## START SUPPLIED RECORDS

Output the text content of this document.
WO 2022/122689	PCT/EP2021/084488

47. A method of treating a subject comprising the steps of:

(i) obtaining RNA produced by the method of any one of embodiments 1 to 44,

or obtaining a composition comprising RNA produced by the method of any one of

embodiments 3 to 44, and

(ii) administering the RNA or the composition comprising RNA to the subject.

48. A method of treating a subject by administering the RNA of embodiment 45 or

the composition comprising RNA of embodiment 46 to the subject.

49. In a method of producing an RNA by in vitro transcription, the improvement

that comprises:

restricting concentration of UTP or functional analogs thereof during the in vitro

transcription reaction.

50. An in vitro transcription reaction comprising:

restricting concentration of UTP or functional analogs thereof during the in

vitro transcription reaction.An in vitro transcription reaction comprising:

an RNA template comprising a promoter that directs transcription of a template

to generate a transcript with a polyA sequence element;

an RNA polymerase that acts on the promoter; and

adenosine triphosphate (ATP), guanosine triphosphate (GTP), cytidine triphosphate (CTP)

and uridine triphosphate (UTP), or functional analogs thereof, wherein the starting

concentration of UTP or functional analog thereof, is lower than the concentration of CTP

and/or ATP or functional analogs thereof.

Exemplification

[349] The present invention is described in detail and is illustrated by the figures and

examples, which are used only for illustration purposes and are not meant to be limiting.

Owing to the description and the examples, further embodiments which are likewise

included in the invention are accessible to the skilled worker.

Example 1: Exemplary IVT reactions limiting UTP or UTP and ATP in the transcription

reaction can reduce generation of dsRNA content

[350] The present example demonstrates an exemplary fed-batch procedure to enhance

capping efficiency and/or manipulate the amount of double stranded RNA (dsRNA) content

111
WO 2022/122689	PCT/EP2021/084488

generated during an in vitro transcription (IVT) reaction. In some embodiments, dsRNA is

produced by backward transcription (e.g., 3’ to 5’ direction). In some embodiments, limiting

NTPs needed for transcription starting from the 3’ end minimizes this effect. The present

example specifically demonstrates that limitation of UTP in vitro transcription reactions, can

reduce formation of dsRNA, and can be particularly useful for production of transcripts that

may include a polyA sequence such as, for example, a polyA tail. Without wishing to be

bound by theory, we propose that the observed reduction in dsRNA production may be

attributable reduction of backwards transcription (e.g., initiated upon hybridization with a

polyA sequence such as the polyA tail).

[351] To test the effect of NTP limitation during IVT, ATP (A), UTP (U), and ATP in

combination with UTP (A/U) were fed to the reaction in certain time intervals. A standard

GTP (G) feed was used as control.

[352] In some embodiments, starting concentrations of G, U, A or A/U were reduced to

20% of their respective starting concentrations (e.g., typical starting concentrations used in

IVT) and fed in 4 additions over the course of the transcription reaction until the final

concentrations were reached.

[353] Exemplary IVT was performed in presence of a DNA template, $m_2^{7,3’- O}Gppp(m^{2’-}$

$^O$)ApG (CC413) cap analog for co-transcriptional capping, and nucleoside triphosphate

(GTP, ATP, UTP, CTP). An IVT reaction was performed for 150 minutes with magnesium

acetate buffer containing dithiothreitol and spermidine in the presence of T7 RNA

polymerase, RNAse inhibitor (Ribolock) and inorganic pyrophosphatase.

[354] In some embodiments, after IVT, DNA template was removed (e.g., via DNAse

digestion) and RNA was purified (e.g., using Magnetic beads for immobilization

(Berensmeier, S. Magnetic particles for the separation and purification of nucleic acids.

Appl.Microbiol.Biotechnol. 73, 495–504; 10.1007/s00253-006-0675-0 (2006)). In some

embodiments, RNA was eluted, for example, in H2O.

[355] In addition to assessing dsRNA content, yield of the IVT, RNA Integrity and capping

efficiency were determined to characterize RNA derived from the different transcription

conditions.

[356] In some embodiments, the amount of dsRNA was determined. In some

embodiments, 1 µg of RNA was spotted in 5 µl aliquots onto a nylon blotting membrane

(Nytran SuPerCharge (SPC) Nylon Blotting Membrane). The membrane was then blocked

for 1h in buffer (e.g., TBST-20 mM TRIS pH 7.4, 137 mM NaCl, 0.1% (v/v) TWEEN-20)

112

## END SUPPLIED RECORDS

▶ [GIVEN INSTRUCTION]: Return all of the data precisely as it appears.

▶ [EXPECTED ANSWER]:
Output the text content of this document.
WO 2022/122689	PCT/EP2021/084488

47. A method of treating a subject comprising the steps of:

(i) obtaining RNA produced by the method of any one of embodiments 1 to 44,

or obtaining a composition comprising RNA produced by the method of any one of

embodiments 3 to 44, and

(ii) administering the RNA or the composition comprising RNA to the subject.

48. A method of treating a subject by administering the RNA of embodiment 45 or

the composition comprising RNA of embodiment 46 to the subject.

49. In a method of producing an RNA by in vitro transcription, the improvement

that comprises:

restricting concentration of UTP or functional analogs thereof during the in vitro

transcription reaction.

50. An in vitro transcription reaction comprising:

restricting concentration of UTP or functional analogs thereof during the in

vitro transcription reaction.An in vitro transcription reaction comprising:

an RNA template comprising a promoter that directs transcription of a template

to generate a transcript with a polyA sequence element;

an RNA polymerase that acts on the promoter; and

adenosine triphosphate (ATP), guanosine triphosphate (GTP), cytidine triphosphate (CTP)

and uridine triphosphate (UTP), or functional analogs thereof, wherein the starting

concentration of UTP or functional analog thereof, is lower than the concentration of CTP

and/or ATP or functional analogs thereof.

Exemplification

[349] The present invention is described in detail and is illustrated by the figures and

examples, which are used only for illustration purposes and are not meant to be limiting.

Owing to the description and the examples, further embodiments which are likewise

included in the invention are accessible to the skilled worker.

Example 1: Exemplary IVT reactions limiting UTP or UTP and ATP in the transcription

reaction can reduce generation of dsRNA content

[350] The present example demonstrates an exemplary fed-batch procedure to enhance

capping efficiency and/or manipulate the amount of double stranded RNA (dsRNA) content

111
WO 2022/122689	PCT/EP2021/084488

generated during an in vitro transcription (IVT) reaction. In some embodiments, dsRNA is

produced by backward transcription (e.g., 3’ to 5’ direction). In some embodiments, limiting

NTPs needed for transcription starting from the 3’ end minimizes this effect. The present

example specifically demonstrates that limitation of UTP in vitro transcription reactions, can

reduce formation of dsRNA, and can be particularly useful for production of transcripts that

may include a polyA sequence such as, for example, a polyA tail. Without wishing to be

bound by theory, we propose that the observed reduction in dsRNA production may be

attributable reduction of backwards transcription (e.g., initiated upon hybridization with a

polyA sequence such as the polyA tail).

[351] To test the effect of NTP limitation during IVT, ATP (A), UTP (U), and ATP in

combination with UTP (A/U) were fed to the reaction in certain time intervals. A standard

GTP (G) feed was used as control.

[352] In some embodiments, starting concentrations of G, U, A or A/U were reduced to

20% of their respective starting concentrations (e.g., typical starting concentrations used in

IVT) and fed in 4 additions over the course of the transcription reaction until the final

concentrations were reached.

[353] Exemplary IVT was performed in presence of a DNA template, $m_2^{7,3’- O}Gppp(m^{2’-}$

$^O$)ApG (CC413) cap analog for co-transcriptional capping, and nucleoside triphosphate

(GTP, ATP, UTP, CTP). An IVT reaction was performed for 150 minutes with magnesium

acetate buffer containing dithiothreitol and spermidine in the presence of T7 RNA

polymerase, RNAse inhibitor (Ribolock) and inorganic pyrophosphatase.

[354] In some embodiments, after IVT, DNA template was removed (e.g., via DNAse

digestion) and RNA was purified (e.g., using Magnetic beads for immobilization

(Berensmeier, S. Magnetic particles for the separation and purification of nucleic acids.

Appl.Microbiol.Biotechnol. 73, 495–504; 10.1007/s00253-006-0675-0 (2006)). In some

embodiments, RNA was eluted, for example, in H2O.

[355] In addition to assessing dsRNA content, yield of the IVT, RNA Integrity and capping

efficiency were determined to characterize RNA derived from the different transcription

conditions.

[356] In some embodiments, the amount of dsRNA was determined. In some

embodiments, 1 µg of RNA was spotted in 5 µl aliquots onto a nylon blotting membrane

(Nytran SuPerCharge (SPC) Nylon Blotting Membrane). The membrane was then blocked

for 1h in buffer (e.g., TBST-20 mM TRIS pH 7.4, 137 mM NaCl, 0.1% (v/v) TWEEN-20)

112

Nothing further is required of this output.